__What you will do__
Collect every line in the records below that contains the word "wire".

__Supplied information__
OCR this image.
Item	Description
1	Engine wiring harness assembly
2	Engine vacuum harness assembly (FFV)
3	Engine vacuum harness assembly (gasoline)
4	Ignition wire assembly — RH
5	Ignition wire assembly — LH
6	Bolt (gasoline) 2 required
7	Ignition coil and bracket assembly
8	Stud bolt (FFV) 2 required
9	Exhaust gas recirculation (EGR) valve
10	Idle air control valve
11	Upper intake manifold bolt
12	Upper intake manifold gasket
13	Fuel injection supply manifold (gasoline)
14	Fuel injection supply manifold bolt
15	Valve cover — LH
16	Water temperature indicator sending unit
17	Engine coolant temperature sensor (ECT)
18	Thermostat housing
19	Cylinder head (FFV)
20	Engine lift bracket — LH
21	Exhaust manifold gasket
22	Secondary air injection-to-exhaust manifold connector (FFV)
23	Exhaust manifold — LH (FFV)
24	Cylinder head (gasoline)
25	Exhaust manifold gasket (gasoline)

* * *

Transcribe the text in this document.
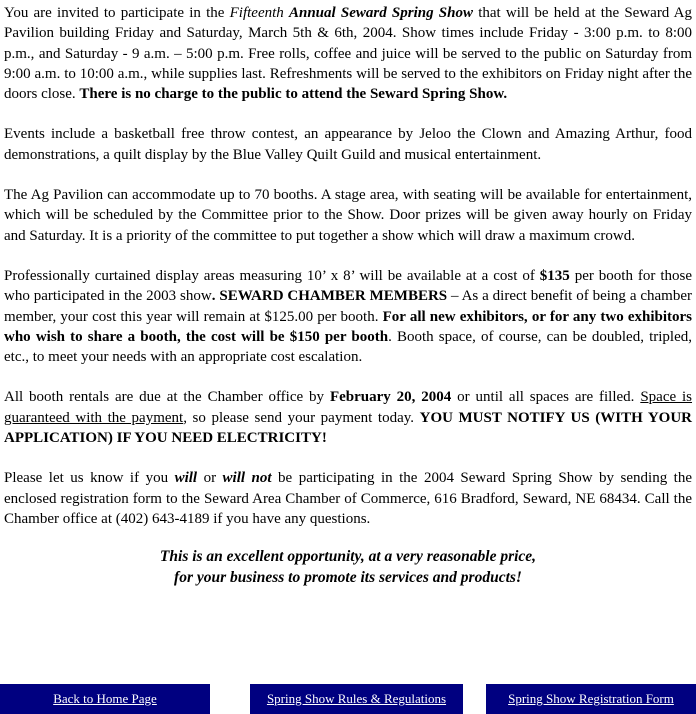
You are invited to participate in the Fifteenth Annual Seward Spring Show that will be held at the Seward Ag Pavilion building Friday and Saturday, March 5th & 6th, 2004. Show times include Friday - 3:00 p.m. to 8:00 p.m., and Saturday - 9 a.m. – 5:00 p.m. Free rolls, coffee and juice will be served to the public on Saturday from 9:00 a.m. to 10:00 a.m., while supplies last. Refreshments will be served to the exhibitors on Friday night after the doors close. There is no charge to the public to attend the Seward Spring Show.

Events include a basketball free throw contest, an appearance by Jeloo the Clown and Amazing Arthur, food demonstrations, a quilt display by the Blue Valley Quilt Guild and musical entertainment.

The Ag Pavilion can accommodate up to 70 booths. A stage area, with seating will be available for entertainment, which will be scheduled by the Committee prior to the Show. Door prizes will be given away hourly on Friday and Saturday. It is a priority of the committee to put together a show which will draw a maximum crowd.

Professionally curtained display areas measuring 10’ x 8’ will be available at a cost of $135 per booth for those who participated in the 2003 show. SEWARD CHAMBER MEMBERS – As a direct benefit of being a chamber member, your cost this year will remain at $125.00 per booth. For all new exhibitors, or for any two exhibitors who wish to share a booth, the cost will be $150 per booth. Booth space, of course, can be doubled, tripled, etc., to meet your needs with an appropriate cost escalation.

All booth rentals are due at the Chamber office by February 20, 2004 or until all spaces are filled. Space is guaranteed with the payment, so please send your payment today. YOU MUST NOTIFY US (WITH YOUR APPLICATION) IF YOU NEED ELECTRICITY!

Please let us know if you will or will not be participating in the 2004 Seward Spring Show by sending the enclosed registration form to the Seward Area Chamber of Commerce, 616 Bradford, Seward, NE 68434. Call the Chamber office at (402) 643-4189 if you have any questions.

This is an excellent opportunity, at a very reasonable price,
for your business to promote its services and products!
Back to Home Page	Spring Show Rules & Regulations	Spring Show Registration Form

==

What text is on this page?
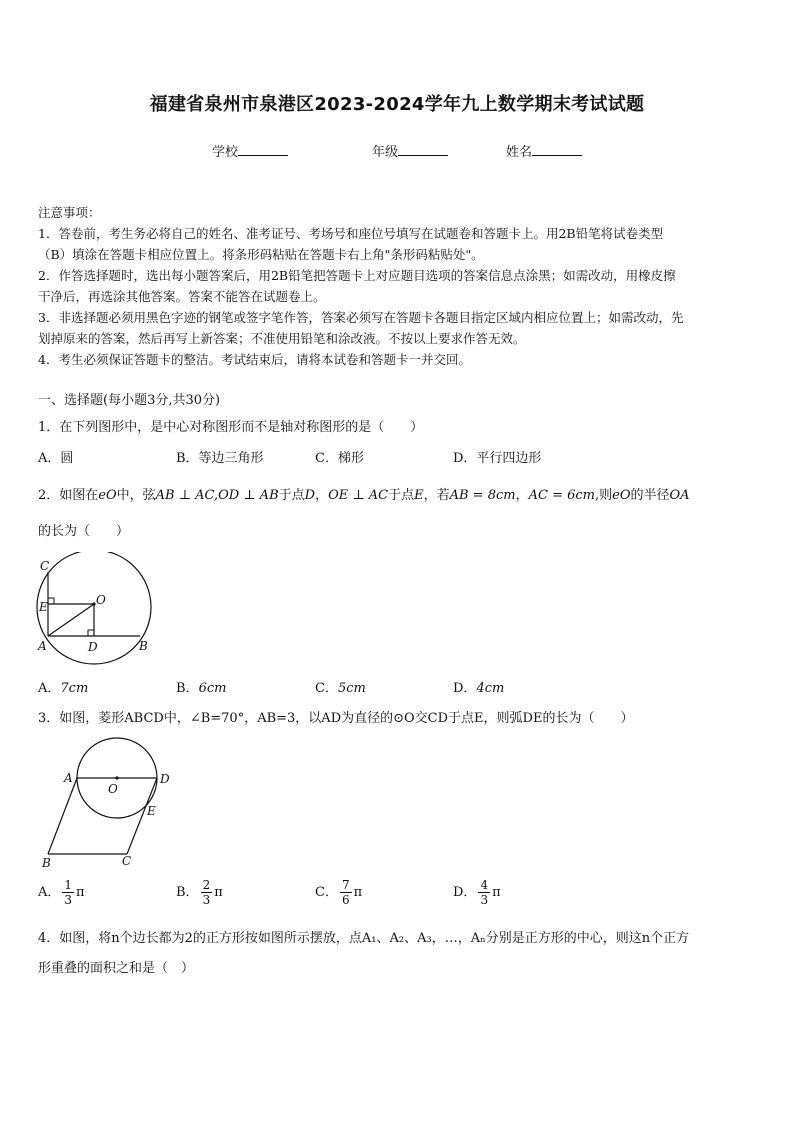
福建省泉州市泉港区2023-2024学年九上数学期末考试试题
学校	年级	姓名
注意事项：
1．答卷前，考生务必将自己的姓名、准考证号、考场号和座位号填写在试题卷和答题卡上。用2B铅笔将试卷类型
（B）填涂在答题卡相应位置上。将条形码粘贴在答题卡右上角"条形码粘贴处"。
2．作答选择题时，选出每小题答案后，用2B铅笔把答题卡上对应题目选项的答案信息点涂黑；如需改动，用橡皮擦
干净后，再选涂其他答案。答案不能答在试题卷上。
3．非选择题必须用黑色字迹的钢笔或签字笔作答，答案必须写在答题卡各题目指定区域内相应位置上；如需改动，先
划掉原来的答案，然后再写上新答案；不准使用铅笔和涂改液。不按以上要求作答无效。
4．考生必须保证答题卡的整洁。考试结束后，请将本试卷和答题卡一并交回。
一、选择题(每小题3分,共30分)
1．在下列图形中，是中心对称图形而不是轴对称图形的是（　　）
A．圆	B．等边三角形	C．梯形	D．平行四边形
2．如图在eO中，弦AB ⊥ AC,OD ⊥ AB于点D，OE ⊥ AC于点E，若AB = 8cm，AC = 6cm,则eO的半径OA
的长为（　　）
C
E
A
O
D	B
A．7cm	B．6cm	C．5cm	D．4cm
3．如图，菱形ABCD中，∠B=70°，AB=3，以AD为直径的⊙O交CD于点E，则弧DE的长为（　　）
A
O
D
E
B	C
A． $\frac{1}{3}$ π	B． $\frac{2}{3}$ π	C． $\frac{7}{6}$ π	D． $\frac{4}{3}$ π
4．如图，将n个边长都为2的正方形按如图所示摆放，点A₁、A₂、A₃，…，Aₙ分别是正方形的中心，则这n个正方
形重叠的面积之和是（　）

__Result below__
4	Ignition wire assembly — RH
5	Ignition wire assembly — LH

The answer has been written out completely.